--- BEGIN Records for this task ---

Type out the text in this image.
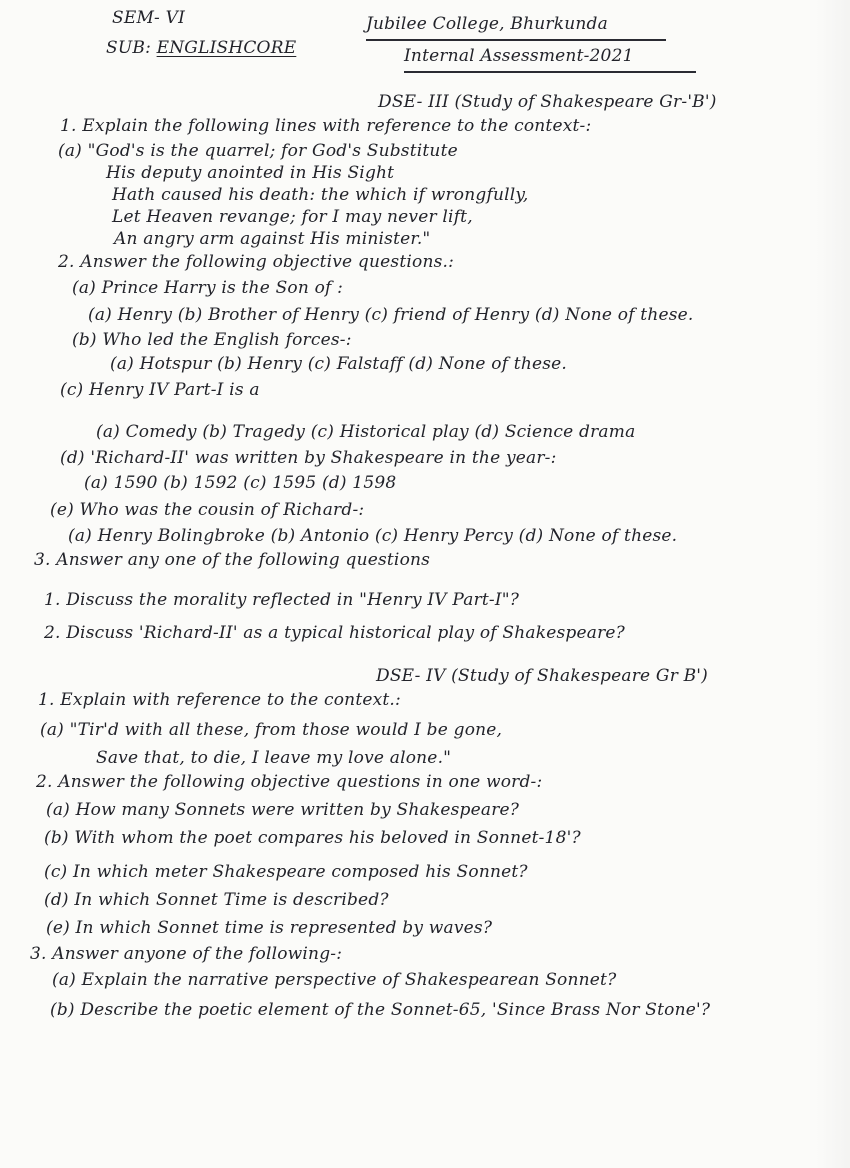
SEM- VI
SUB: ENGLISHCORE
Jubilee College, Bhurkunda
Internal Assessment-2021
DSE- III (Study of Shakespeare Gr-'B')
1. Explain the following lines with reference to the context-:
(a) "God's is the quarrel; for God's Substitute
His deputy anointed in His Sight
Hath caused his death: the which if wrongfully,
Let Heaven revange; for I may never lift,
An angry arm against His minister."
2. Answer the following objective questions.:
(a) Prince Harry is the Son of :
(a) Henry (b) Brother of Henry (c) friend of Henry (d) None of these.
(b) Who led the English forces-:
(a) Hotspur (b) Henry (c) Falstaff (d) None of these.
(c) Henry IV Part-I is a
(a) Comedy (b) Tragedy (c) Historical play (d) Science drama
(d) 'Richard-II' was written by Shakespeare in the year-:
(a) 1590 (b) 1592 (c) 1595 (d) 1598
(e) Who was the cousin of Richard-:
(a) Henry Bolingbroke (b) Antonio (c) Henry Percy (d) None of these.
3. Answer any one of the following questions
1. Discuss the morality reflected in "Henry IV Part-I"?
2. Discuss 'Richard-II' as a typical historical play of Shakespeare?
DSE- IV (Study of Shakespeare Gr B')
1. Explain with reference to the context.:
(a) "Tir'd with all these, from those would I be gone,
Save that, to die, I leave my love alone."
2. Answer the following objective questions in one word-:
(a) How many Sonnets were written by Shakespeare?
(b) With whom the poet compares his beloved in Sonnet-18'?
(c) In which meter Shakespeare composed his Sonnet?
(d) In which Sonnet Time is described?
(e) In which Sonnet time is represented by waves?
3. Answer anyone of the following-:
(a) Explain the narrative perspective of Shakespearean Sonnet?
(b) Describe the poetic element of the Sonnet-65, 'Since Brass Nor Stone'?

--- END Records for this task ---

Problem requirements
Look above for every line with the word "context" and copy it.

Task solution
1. Explain the following lines with reference to the context-:
1. Explain with reference to the context.:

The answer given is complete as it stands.